▶ **Task to carry out**
From the records, pick out and copy each line containing "RESPONSE".

Data tied to figure images

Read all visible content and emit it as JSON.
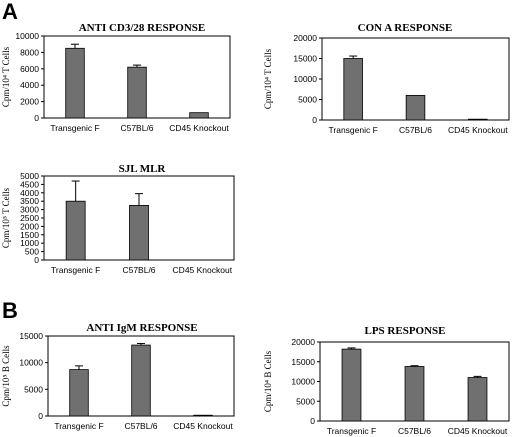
{
  "panels": {
    "a": "A",
    "b": "B"
  },
  "chart_data": [
    {
      "type": "bar",
      "title": "ANTI CD3/28 RESPONSE",
      "ylabel": "Cpm/10⁴ T Cells",
      "categories": [
        "Transgenic F",
        "C57BL/6",
        "CD45 Knockout"
      ],
      "values": [
        8500,
        6200,
        650
      ],
      "errors": [
        500,
        250,
        0
      ],
      "ylim": [
        0,
        10000
      ],
      "yticks": [
        "0",
        "2000",
        "4000",
        "6000",
        "8000",
        "10000"
      ],
      "bar_color": "#707070"
    },
    {
      "type": "bar",
      "title": "CON A RESPONSE",
      "ylabel": "Cpm/10⁴ T Cells",
      "categories": [
        "Transgenic F",
        "C57BL/6",
        "CD45 Knockout"
      ],
      "values": [
        15000,
        6000,
        200
      ],
      "errors": [
        600,
        0,
        0
      ],
      "ylim": [
        0,
        20000
      ],
      "yticks": [
        "0",
        "5000",
        "10000",
        "15000",
        "20000"
      ],
      "bar_color": "#707070"
    },
    {
      "type": "bar",
      "title": "SJL MLR",
      "ylabel": "Cpm/10⁵ T Cells",
      "categories": [
        "Transgenic F",
        "C57BL/6",
        "CD45 Knockout"
      ],
      "values": [
        3500,
        3250,
        0
      ],
      "errors": [
        1200,
        700,
        0
      ],
      "ylim": [
        0,
        5000
      ],
      "yticks": [
        "0",
        "500",
        "1000",
        "1500",
        "2000",
        "2500",
        "3000",
        "3500",
        "4000",
        "4500",
        "5000"
      ],
      "bar_color": "#707070"
    },
    {
      "type": "bar",
      "title": "ANTI IgM RESPONSE",
      "ylabel": "Cpm/10⁵ B Cells",
      "categories": [
        "Transgenic F",
        "C57BL/6",
        "CD45 Knockout"
      ],
      "values": [
        8700,
        13300,
        150
      ],
      "errors": [
        700,
        300,
        0
      ],
      "ylim": [
        0,
        15000
      ],
      "yticks": [
        "0",
        "5000",
        "10000",
        "15000"
      ],
      "bar_color": "#707070"
    },
    {
      "type": "bar",
      "title": "LPS RESPONSE",
      "ylabel": "Cpm/10⁴ B Cells",
      "categories": [
        "Transgenic F",
        "C57BL/6",
        "CD45 Knockout"
      ],
      "values": [
        18200,
        13800,
        11000
      ],
      "errors": [
        300,
        200,
        300
      ],
      "ylim": [
        0,
        20000
      ],
      "yticks": [
        "0",
        "5000",
        "10000",
        "15000",
        "20000"
      ],
      "bar_color": "#707070"
    }
  ]
}
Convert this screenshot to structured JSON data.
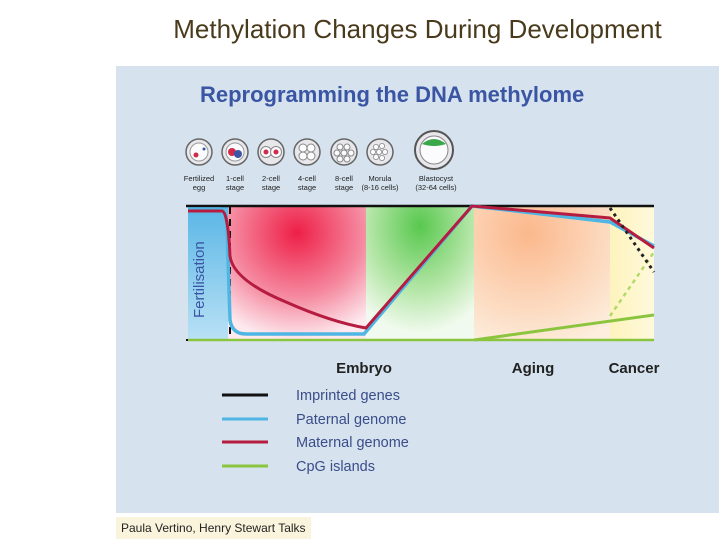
{
  "slide": {
    "title": "Methylation Changes During Development",
    "credit": "Paula Vertino, Henry Stewart Talks"
  },
  "figure": {
    "title": "Reprogramming the DNA methylome",
    "stages": [
      {
        "line1": "Fertilized",
        "line2": "egg"
      },
      {
        "line1": "1-cell",
        "line2": "stage"
      },
      {
        "line1": "2-cell",
        "line2": "stage"
      },
      {
        "line1": "4-cell",
        "line2": "stage"
      },
      {
        "line1": "8-cell",
        "line2": "stage"
      },
      {
        "line1": "Morula",
        "line2": "(8-16 cells)"
      },
      {
        "line1": "Blastocyst",
        "line2": "(32-64 cells)"
      }
    ],
    "fertilisation_label": "Fertilisation",
    "phases": {
      "embryo": "Embryo",
      "aging": "Aging",
      "cancer": "Cancer"
    },
    "legend": [
      {
        "label": "Imprinted genes",
        "color": "#111111"
      },
      {
        "label": "Paternal genome",
        "color": "#4fb6e3"
      },
      {
        "label": "Maternal genome",
        "color": "#b51c3f"
      },
      {
        "label": "CpG islands",
        "color": "#8bc53f"
      }
    ]
  }
}
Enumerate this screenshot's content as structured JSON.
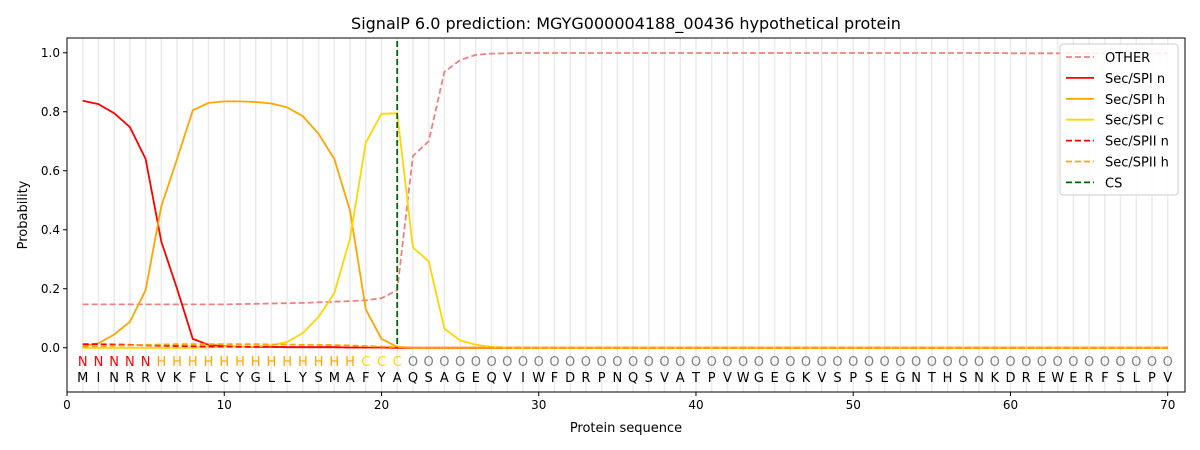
{
  "chart_data": {
    "type": "line",
    "title": "SignalP 6.0 prediction: MGYG000004188_00436 hypothetical protein",
    "xlabel": "Protein sequence",
    "ylabel": "Probability",
    "xlim": [
      0,
      71.1
    ],
    "ylim": [
      -0.15,
      1.05
    ],
    "xticks": [
      0,
      10,
      20,
      30,
      40,
      50,
      60,
      70
    ],
    "yticks": [
      0.0,
      0.2,
      0.4,
      0.6,
      0.8,
      1.0
    ],
    "ytick_labels": [
      "0.0",
      "0.2",
      "0.4",
      "0.6",
      "0.8",
      "1.0"
    ],
    "grid": "vertical lines at each residue",
    "legend_position": "top-right",
    "sequence": [
      "M",
      "I",
      "N",
      "R",
      "R",
      "V",
      "K",
      "F",
      "L",
      "C",
      "Y",
      "G",
      "L",
      "L",
      "Y",
      "S",
      "M",
      "A",
      "F",
      "Y",
      "A",
      "Q",
      "S",
      "A",
      "G",
      "E",
      "Q",
      "V",
      "I",
      "W",
      "F",
      "D",
      "R",
      "P",
      "N",
      "Q",
      "S",
      "V",
      "A",
      "T",
      "P",
      "V",
      "W",
      "G",
      "E",
      "G",
      "K",
      "V",
      "S",
      "P",
      "S",
      "E",
      "G",
      "N",
      "T",
      "H",
      "S",
      "N",
      "K",
      "D",
      "R",
      "E",
      "W",
      "E",
      "R",
      "F",
      "S",
      "L",
      "P",
      "V"
    ],
    "region_labels": [
      "N",
      "N",
      "N",
      "N",
      "N",
      "H",
      "H",
      "H",
      "H",
      "H",
      "H",
      "H",
      "H",
      "H",
      "H",
      "H",
      "H",
      "H",
      "C",
      "C",
      "C",
      "O",
      "O",
      "O",
      "O",
      "O",
      "O",
      "O",
      "O",
      "O",
      "O",
      "O",
      "O",
      "O",
      "O",
      "O",
      "O",
      "O",
      "O",
      "O",
      "O",
      "O",
      "O",
      "O",
      "O",
      "O",
      "O",
      "O",
      "O",
      "O",
      "O",
      "O",
      "O",
      "O",
      "O",
      "O",
      "O",
      "O",
      "O",
      "O",
      "O",
      "O",
      "O",
      "O",
      "O",
      "O",
      "O",
      "O",
      "O",
      "O"
    ],
    "region_colors": {
      "N": "#ff0000",
      "H": "#ffa500",
      "C": "#ffd700",
      "O": "#808080"
    },
    "cs_position": 21,
    "series": [
      {
        "name": "OTHER",
        "color": "#f08080",
        "dash": true,
        "values": [
          0.147,
          0.147,
          0.147,
          0.147,
          0.147,
          0.147,
          0.147,
          0.147,
          0.147,
          0.147,
          0.148,
          0.149,
          0.15,
          0.151,
          0.152,
          0.154,
          0.156,
          0.158,
          0.161,
          0.168,
          0.195,
          0.65,
          0.7,
          0.935,
          0.975,
          0.993,
          0.997,
          0.998,
          0.999,
          0.999,
          0.999,
          0.999,
          0.999,
          0.999,
          0.999,
          0.999,
          0.999,
          0.999,
          0.999,
          0.999,
          0.999,
          0.999,
          0.999,
          0.999,
          0.999,
          0.999,
          0.999,
          0.999,
          0.999,
          0.999,
          0.999,
          0.999,
          0.999,
          0.999,
          0.999,
          0.999,
          0.999,
          0.999,
          0.999,
          0.998,
          0.998,
          0.998,
          0.998,
          0.998,
          0.998,
          0.998,
          0.998,
          0.998,
          0.998,
          0.998
        ]
      },
      {
        "name": "Sec/SPI n",
        "color": "#ff0000",
        "dash": false,
        "values": [
          0.837,
          0.826,
          0.795,
          0.748,
          0.64,
          0.36,
          0.2,
          0.03,
          0.01,
          0.005,
          0.004,
          0.003,
          0.003,
          0.002,
          0.002,
          0.002,
          0.002,
          0.001,
          0.001,
          0.001,
          0,
          0,
          0,
          0,
          0,
          0,
          0,
          0,
          0,
          0,
          0,
          0,
          0,
          0,
          0,
          0,
          0,
          0,
          0,
          0,
          0,
          0,
          0,
          0,
          0,
          0,
          0,
          0,
          0,
          0,
          0,
          0,
          0,
          0,
          0,
          0,
          0,
          0,
          0,
          0,
          0,
          0,
          0,
          0,
          0,
          0,
          0,
          0,
          0,
          0
        ]
      },
      {
        "name": "Sec/SPI h",
        "color": "#ffa500",
        "dash": false,
        "values": [
          0.005,
          0.015,
          0.045,
          0.088,
          0.195,
          0.48,
          0.64,
          0.805,
          0.83,
          0.835,
          0.835,
          0.833,
          0.828,
          0.815,
          0.785,
          0.725,
          0.64,
          0.465,
          0.13,
          0.03,
          0.003,
          0,
          0,
          0,
          0,
          0,
          0,
          0,
          0,
          0,
          0,
          0,
          0,
          0,
          0,
          0,
          0,
          0,
          0,
          0,
          0,
          0,
          0,
          0,
          0,
          0,
          0,
          0,
          0,
          0,
          0,
          0,
          0,
          0,
          0,
          0,
          0,
          0,
          0,
          0,
          0,
          0,
          0,
          0,
          0,
          0,
          0,
          0,
          0,
          0
        ]
      },
      {
        "name": "Sec/SPI c",
        "color": "#ffd700",
        "dash": false,
        "values": [
          0,
          0,
          0,
          0,
          0,
          0,
          0,
          0,
          0.002,
          0.003,
          0.004,
          0.005,
          0.008,
          0.02,
          0.05,
          0.105,
          0.185,
          0.37,
          0.695,
          0.793,
          0.795,
          0.34,
          0.293,
          0.065,
          0.025,
          0.01,
          0.003,
          0,
          0,
          0,
          0,
          0,
          0,
          0,
          0,
          0,
          0,
          0,
          0,
          0,
          0,
          0,
          0,
          0,
          0,
          0,
          0,
          0,
          0,
          0,
          0,
          0,
          0,
          0,
          0,
          0,
          0,
          0,
          0,
          0,
          0,
          0,
          0,
          0,
          0,
          0,
          0,
          0,
          0,
          0
        ]
      },
      {
        "name": "Sec/SPII n",
        "color": "#ff0000",
        "dash": true,
        "values": [
          0.012,
          0.012,
          0.011,
          0.01,
          0.008,
          0.007,
          0.006,
          0.005,
          0.004,
          0.004,
          0.003,
          0.003,
          0.003,
          0.002,
          0.002,
          0.002,
          0.002,
          0.001,
          0.001,
          0.001,
          0,
          0,
          0,
          0,
          0,
          0,
          0,
          0,
          0,
          0,
          0,
          0,
          0,
          0,
          0,
          0,
          0,
          0,
          0,
          0,
          0,
          0,
          0,
          0,
          0,
          0,
          0,
          0,
          0,
          0,
          0,
          0,
          0,
          0,
          0,
          0,
          0,
          0,
          0,
          0,
          0,
          0,
          0,
          0,
          0,
          0,
          0,
          0,
          0,
          0
        ]
      },
      {
        "name": "Sec/SPII h",
        "color": "#ffa500",
        "dash": true,
        "values": [
          0.003,
          0.005,
          0.007,
          0.008,
          0.01,
          0.011,
          0.012,
          0.012,
          0.012,
          0.012,
          0.012,
          0.012,
          0.011,
          0.011,
          0.01,
          0.01,
          0.009,
          0.008,
          0.006,
          0.004,
          0.002,
          0,
          0,
          0,
          0,
          0,
          0,
          0,
          0,
          0,
          0,
          0,
          0,
          0,
          0,
          0,
          0,
          0,
          0,
          0,
          0,
          0,
          0,
          0,
          0,
          0,
          0,
          0,
          0,
          0,
          0,
          0,
          0,
          0,
          0,
          0,
          0,
          0,
          0,
          0,
          0,
          0,
          0,
          0,
          0,
          0,
          0,
          0,
          0,
          0
        ]
      }
    ],
    "cs_legend": {
      "name": "CS",
      "color": "#006400"
    }
  }
}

▶ **Answer space**
      "title": "ANTI CD3/28 RESPONSE",
      "title": "CON A RESPONSE",
      "title": "ANTI IgM RESPONSE",
      "title": "LPS RESPONSE",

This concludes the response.